> _To do_
- A) Reproduce the part of the nursing-home verdict report starting with "Clare Oaks CEO" and going on through "hip in a fall.", replacing "physical therapy" with "rehabilitation".
- B) Write the next part of the nursing-home verdict report, picking up after its final sentence.

> _Supplied passage_
^^^^^^^^^^^^^^^^

A Cook County jury awarded $4.1 million to the family of a Schaumburg woman who suffered a stroke while recuperating from a hip fracture at a Bartlett nursing facility and died four years later.

In their wrongful-death lawsuit, the family of Dolores Trendel claimed employees at Clare Oaks failed to administer the blood thinner ordered by Trendel's doctor to prevent a stroke. The verdict was returned Monday, according to a news release from the Chicago law firm of Levin & Perconti.

Clare Oaks CEO Beth Welch expressed sympathy for the Trendel family's loss.

"We hope the outcome of this trial affords the Trendel family an opportunity to heal," said Welch.

On Feb. 23, 2011, Trendel, then 85, was transferred from the St. Alexius Medical Center in Hoffman Estates to Clare Oaks for physical therapy, which she required after fracturing her hip in a fall.

According to the release, a Clare Oaks blood test on March 16, 2011, showed Trendel required more Coumadin to thin her blood and prevent clotting and a stroke. Instead, employees discontinued her Coumadin for 14 days without her physician's approval, according to Trendel family attorneys. Attorneys said Clare Oaks employees failed to detect their error despite procedures that called for a "daily audit of all patients' medication administration needs."

^^^^^^^^^^^^^^^^

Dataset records
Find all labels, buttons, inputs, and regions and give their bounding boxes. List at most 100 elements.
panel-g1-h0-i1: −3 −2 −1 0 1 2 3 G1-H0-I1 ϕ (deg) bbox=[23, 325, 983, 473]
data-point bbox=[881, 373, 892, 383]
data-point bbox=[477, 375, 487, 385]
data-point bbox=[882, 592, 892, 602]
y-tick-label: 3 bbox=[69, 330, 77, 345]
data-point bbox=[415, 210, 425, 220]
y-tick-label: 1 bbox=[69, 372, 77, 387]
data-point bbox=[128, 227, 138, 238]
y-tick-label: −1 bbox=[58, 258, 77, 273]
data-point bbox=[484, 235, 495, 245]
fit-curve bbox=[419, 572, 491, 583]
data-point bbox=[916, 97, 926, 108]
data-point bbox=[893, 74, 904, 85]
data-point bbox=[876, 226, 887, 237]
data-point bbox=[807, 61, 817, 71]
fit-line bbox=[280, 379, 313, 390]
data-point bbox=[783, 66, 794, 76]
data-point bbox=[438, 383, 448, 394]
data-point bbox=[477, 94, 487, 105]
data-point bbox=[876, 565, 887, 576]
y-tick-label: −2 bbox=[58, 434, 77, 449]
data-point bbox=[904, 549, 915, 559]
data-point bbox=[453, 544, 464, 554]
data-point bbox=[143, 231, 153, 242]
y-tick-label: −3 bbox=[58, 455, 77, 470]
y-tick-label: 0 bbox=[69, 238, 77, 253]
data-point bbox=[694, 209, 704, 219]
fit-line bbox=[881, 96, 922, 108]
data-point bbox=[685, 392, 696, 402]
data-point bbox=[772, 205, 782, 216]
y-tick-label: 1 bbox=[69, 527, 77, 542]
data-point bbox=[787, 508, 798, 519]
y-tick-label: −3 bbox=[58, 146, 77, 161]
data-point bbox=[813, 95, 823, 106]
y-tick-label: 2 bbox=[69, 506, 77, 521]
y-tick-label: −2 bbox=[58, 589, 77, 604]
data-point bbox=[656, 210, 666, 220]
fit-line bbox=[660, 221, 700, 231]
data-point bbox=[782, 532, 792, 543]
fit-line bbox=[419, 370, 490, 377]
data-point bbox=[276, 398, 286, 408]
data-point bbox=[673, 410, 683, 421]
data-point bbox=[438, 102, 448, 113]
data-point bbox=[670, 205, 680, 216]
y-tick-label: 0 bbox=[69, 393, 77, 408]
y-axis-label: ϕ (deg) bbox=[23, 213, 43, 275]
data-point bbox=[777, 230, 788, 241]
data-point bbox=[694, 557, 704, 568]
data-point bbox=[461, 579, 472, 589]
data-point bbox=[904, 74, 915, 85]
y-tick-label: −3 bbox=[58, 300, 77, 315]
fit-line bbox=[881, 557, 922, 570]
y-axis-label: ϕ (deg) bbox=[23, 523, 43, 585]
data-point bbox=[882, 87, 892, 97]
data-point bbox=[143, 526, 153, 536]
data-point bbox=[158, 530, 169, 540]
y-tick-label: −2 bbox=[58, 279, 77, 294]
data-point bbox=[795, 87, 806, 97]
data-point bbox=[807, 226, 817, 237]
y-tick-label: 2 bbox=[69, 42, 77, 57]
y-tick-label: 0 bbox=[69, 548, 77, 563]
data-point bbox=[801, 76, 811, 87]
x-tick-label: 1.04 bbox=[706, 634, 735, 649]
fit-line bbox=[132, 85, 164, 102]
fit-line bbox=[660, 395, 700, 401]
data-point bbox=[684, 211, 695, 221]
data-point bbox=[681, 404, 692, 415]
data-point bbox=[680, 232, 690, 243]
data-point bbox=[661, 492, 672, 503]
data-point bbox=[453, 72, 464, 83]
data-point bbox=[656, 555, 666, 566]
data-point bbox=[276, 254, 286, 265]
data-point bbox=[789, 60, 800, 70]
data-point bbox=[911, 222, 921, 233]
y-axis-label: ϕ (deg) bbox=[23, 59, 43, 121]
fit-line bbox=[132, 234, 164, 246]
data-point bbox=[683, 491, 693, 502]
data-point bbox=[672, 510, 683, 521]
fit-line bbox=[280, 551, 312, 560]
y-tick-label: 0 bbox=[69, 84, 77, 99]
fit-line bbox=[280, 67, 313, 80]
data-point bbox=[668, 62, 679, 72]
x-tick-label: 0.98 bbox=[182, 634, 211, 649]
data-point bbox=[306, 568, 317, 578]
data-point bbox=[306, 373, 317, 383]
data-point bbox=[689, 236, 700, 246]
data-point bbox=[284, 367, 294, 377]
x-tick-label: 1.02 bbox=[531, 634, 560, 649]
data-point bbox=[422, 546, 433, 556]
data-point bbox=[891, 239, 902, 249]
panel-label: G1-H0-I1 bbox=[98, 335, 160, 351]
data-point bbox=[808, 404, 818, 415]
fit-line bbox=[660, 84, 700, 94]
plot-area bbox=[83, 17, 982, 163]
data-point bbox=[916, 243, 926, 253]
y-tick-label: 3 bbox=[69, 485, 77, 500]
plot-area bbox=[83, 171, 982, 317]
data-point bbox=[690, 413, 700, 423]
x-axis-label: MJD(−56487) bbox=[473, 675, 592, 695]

^^^^^^^^^^^^^^^^

> _Answer list_
- A)
Clare Oaks CEO Beth Welch expressed sympathy for the Trendel family's loss.

"We hope the outcome of this trial affords the Trendel family an opportunity to heal," said Welch.

On Feb. 23, 2011, Trendel, then 85, was transferred from the St. Alexius Medical Center in Hoffman Estates to Clare Oaks for rehabilitation, which she required after fracturing her hip in a fall.

- B)
On March 30, 2011, after Trendel displayed strokelike symptoms, she was sent to St. Alexius, where doctors determined she had suffered a stroke. The stroke caused weakness on the right side of Trendel's body, diminishing her quality of life. She died four years later at 89.

According to the release, Trendel's physician, Percival Bigol, denied he discontinued her medication. Jurors found him not liable for her death.

A 2013 investigation by the Illinois Department of Public Health found "no fault for Clare Oaks," which opened in 2008 and was awarded a five-star rating by the Center for Medicare and Medicaid Services in 2013. The facility offers independent, assisted living, memory care and skilled nursing care for short-term rehabilitation.

"We're proud of our care and services," said Welch. "We've helped more than 3,000 seniors admitted for rehab and other skilled nursing care get well and go home."